Task requirements: For this exercise, restate every line below word for word and drop the images.

Records provided:

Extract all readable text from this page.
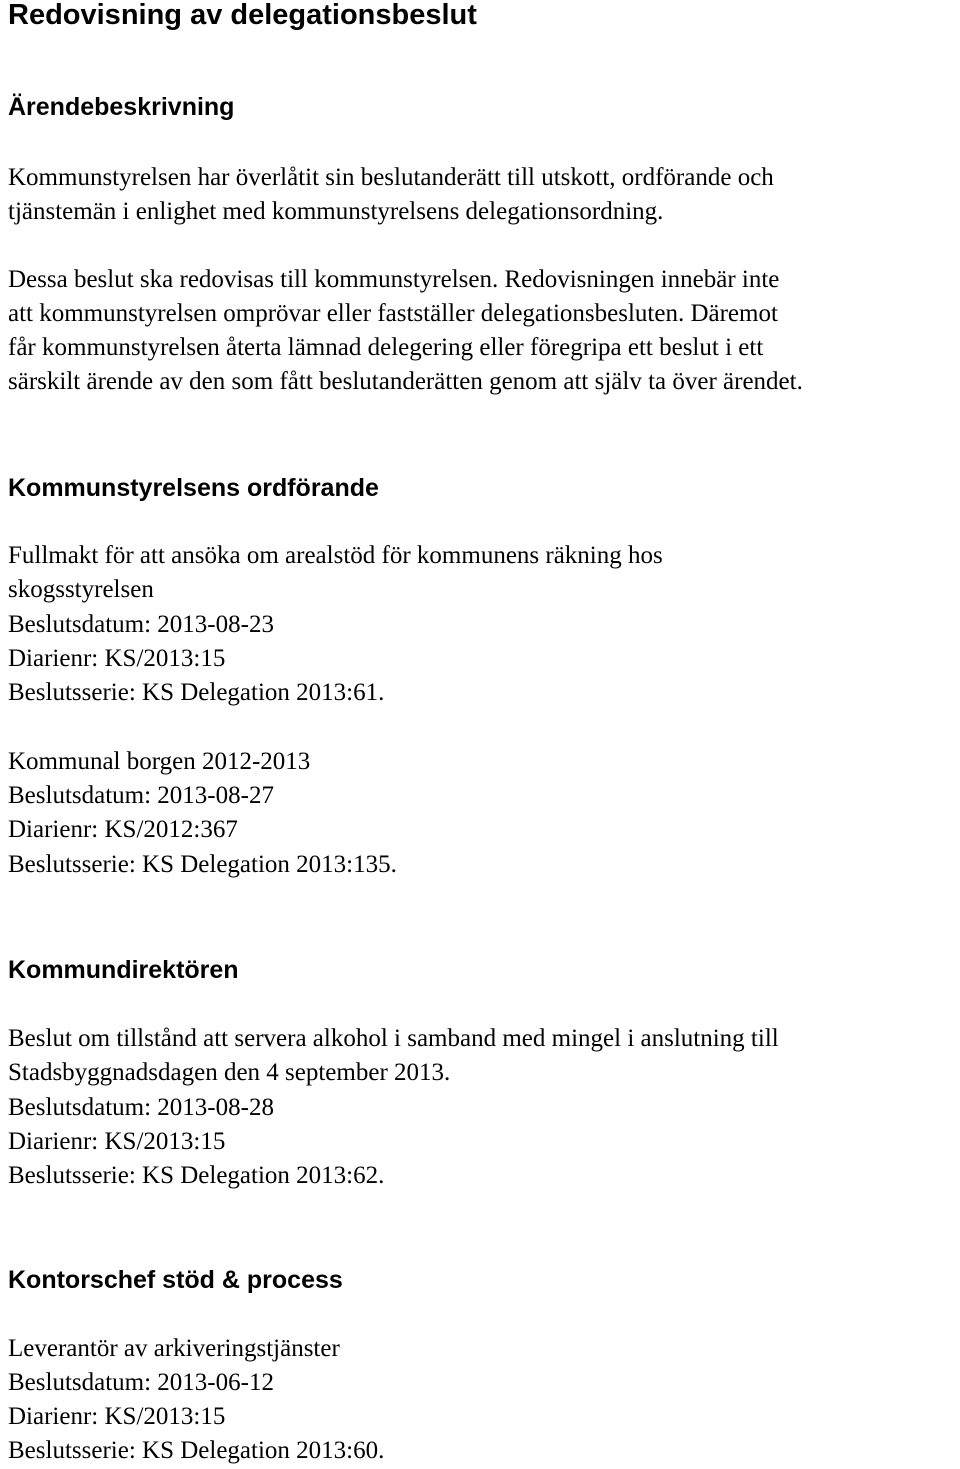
Redovisning av delegationsbeslut
Ärendebeskrivning

Kommunstyrelsen har överlåtit sin beslutanderätt till utskott, ordförande och

tjänstemän i enlighet med kommunstyrelsens delegationsordning.

Dessa beslut ska redovisas till kommunstyrelsen. Redovisningen innebär inte

att kommunstyrelsen omprövar eller fastställer delegationsbesluten. Däremot

får kommunstyrelsen återta lämnad delegering eller föregripa ett beslut i ett

särskilt ärende av den som fått beslutanderätten genom att själv ta över ärendet.

Kommunstyrelsens ordförande

Fullmakt för att ansöka om arealstöd för kommunens räkning hos

skogsstyrelsen

Beslutsdatum: 2013-08-23

Diarienr: KS/2013:15

Beslutsserie: KS Delegation 2013:61.

Kommunal borgen 2012-2013

Beslutsdatum: 2013-08-27

Diarienr: KS/2012:367

Beslutsserie: KS Delegation 2013:135.

Kommundirektören

Beslut om tillstånd att servera alkohol i samband med mingel i anslutning till

Stadsbyggnadsdagen den 4 september 2013.

Beslutsdatum: 2013-08-28

Diarienr: KS/2013:15

Beslutsserie: KS Delegation 2013:62.

Kontorschef stöd & process

Leverantör av arkiveringstjänster

Beslutsdatum: 2013-06-12

Diarienr: KS/2013:15

Beslutsserie: KS Delegation 2013:60.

Result of the exercise:
Extract all readable text from this page.
Redovisning av delegationsbeslut
Ärendebeskrivning

Kommunstyrelsen har överlåtit sin beslutanderätt till utskott, ordförande och

tjänstemän i enlighet med kommunstyrelsens delegationsordning.

Dessa beslut ska redovisas till kommunstyrelsen. Redovisningen innebär inte

att kommunstyrelsen omprövar eller fastställer delegationsbesluten. Däremot

får kommunstyrelsen återta lämnad delegering eller föregripa ett beslut i ett

särskilt ärende av den som fått beslutanderätten genom att själv ta över ärendet.

Kommunstyrelsens ordförande

Fullmakt för att ansöka om arealstöd för kommunens räkning hos

skogsstyrelsen

Beslutsdatum: 2013-08-23

Diarienr: KS/2013:15

Beslutsserie: KS Delegation 2013:61.

Kommunal borgen 2012-2013

Beslutsdatum: 2013-08-27

Diarienr: KS/2012:367

Beslutsserie: KS Delegation 2013:135.

Kommundirektören

Beslut om tillstånd att servera alkohol i samband med mingel i anslutning till

Stadsbyggnadsdagen den 4 september 2013.

Beslutsdatum: 2013-08-28

Diarienr: KS/2013:15

Beslutsserie: KS Delegation 2013:62.

Kontorschef stöd & process

Leverantör av arkiveringstjänster

Beslutsdatum: 2013-06-12

Diarienr: KS/2013:15

Beslutsserie: KS Delegation 2013:60.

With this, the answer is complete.